* [OBJECTIVE]: Collect the lines of the entries where "JSON" shows up.

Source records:
## START
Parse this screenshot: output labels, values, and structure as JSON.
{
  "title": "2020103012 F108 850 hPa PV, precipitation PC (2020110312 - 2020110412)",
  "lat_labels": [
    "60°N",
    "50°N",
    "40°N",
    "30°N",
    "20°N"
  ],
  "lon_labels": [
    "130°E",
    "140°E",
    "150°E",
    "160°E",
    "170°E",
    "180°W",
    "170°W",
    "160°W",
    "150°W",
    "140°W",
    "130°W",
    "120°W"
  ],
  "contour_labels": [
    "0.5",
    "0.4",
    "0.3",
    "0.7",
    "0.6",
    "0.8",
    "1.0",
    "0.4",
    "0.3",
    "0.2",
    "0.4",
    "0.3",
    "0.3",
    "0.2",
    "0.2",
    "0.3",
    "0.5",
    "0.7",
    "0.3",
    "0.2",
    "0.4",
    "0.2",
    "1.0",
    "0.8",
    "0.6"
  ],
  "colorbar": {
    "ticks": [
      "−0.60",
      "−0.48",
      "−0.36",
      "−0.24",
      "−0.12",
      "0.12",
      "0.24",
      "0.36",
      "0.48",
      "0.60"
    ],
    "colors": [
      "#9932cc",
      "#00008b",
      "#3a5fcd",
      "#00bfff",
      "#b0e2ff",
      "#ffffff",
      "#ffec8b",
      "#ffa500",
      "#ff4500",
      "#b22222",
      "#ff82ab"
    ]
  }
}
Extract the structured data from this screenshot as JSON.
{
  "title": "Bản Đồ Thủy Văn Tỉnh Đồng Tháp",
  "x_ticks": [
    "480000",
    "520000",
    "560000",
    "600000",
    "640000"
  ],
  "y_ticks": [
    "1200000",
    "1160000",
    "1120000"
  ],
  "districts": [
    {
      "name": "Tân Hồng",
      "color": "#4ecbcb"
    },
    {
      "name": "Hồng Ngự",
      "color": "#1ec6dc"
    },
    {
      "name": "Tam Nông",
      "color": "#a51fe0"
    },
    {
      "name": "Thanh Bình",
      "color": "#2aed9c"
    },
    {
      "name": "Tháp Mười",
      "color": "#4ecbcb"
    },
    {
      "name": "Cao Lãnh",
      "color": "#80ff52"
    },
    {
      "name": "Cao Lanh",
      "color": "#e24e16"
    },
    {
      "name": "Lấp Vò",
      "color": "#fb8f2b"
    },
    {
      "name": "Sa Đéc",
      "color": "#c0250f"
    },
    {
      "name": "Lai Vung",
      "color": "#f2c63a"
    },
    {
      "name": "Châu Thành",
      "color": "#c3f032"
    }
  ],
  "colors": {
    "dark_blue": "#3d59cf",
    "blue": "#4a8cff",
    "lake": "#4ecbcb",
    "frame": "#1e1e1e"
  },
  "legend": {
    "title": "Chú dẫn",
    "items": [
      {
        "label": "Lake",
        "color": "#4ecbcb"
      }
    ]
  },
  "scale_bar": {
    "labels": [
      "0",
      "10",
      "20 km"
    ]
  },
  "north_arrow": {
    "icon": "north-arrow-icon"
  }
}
## END
* [TASK RESULT]:
Parse this screenshot: output labels, values, and structure as JSON.
Extract the structured data from this screenshot as JSON.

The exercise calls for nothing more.